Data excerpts
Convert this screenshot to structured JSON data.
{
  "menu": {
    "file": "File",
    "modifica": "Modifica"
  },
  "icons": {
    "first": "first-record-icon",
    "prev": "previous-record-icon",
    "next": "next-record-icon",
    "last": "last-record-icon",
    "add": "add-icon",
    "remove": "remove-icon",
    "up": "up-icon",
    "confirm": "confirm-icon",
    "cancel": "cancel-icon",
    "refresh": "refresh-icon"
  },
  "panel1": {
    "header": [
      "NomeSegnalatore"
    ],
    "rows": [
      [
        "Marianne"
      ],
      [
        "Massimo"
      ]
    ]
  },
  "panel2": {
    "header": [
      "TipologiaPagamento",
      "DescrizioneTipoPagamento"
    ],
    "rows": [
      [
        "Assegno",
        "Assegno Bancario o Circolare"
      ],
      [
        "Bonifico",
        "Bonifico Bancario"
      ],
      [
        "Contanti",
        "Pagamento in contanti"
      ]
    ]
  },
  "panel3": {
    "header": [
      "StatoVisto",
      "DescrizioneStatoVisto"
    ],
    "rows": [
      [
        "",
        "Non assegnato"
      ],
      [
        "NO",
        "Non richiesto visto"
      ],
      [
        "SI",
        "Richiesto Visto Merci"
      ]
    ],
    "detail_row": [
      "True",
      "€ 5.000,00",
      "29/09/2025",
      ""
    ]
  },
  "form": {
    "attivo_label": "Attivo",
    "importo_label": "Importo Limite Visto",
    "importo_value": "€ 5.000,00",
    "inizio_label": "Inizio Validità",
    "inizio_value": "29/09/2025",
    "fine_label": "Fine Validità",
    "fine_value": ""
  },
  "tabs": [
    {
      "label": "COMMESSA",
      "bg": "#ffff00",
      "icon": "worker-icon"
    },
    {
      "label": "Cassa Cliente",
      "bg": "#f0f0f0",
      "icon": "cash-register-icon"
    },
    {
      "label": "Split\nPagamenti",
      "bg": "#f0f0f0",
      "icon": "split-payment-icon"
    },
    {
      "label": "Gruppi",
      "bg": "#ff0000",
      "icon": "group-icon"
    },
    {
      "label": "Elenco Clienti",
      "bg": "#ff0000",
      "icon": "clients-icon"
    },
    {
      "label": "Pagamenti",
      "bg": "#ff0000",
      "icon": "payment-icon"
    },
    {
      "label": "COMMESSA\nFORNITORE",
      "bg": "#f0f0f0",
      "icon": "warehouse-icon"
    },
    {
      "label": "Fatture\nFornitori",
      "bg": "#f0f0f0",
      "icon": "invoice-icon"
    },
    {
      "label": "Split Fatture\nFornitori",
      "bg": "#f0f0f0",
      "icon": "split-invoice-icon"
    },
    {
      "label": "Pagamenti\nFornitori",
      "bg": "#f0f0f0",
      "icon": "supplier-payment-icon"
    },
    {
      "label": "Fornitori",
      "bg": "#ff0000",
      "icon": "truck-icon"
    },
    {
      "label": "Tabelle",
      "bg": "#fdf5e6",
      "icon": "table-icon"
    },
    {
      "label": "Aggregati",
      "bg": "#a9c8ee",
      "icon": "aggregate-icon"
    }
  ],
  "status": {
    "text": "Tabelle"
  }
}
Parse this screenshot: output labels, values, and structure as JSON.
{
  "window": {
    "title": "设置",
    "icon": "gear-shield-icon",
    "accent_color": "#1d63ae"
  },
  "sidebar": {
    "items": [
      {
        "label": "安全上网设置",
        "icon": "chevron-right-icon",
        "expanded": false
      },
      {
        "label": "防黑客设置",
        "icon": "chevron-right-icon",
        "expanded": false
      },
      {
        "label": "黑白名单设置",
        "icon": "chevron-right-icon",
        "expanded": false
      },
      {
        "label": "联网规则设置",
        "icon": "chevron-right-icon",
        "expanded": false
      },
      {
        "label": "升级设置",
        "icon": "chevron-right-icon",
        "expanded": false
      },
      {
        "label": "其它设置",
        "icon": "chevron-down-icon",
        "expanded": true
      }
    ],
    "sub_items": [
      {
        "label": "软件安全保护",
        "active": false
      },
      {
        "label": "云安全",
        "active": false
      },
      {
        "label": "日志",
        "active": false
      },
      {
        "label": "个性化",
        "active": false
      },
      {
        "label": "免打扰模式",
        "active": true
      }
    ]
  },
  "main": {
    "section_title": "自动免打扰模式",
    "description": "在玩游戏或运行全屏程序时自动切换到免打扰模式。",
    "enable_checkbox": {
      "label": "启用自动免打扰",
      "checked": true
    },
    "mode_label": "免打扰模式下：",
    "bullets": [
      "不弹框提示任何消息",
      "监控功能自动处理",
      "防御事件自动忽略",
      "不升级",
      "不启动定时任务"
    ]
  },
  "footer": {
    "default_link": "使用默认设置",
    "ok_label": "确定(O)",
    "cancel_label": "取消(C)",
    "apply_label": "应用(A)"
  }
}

▶ **Required task**
Return exactly the lines from the one containing "Parse this screenshot: output" through the last line of the records above, both included, and nothing else.

▶ **Expected answer**
Parse this screenshot: output labels, values, and structure as JSON.
{
  "window": {
    "title": "设置",
    "icon": "gear-shield-icon",
    "accent_color": "#1d63ae"
  },
  "sidebar": {
    "items": [
      {
        "label": "安全上网设置",
        "icon": "chevron-right-icon",
        "expanded": false
      },
      {
        "label": "防黑客设置",
        "icon": "chevron-right-icon",
        "expanded": false
      },
      {
        "label": "黑白名单设置",
        "icon": "chevron-right-icon",
        "expanded": false
      },
      {
        "label": "联网规则设置",
        "icon": "chevron-right-icon",
        "expanded": false
      },
      {
        "label": "升级设置",
        "icon": "chevron-right-icon",
        "expanded": false
      },
      {
        "label": "其它设置",
        "icon": "chevron-down-icon",
        "expanded": true
      }
    ],
    "sub_items": [
      {
        "label": "软件安全保护",
        "active": false
      },
      {
        "label": "云安全",
        "active": false
      },
      {
        "label": "日志",
        "active": false
      },
      {
        "label": "个性化",
        "active": false
      },
      {
        "label": "免打扰模式",
        "active": true
      }
    ]
  },
  "main": {
    "section_title": "自动免打扰模式",
    "description": "在玩游戏或运行全屏程序时自动切换到免打扰模式。",
    "enable_checkbox": {
      "label": "启用自动免打扰",
      "checked": true
    },
    "mode_label": "免打扰模式下：",
    "bullets": [
      "不弹框提示任何消息",
      "监控功能自动处理",
      "防御事件自动忽略",
      "不升级",
      "不启动定时任务"
    ]
  },
  "footer": {
    "default_link": "使用默认设置",
    "ok_label": "确定(O)",
    "cancel_label": "取消(C)",
    "apply_label": "应用(A)"
  }
}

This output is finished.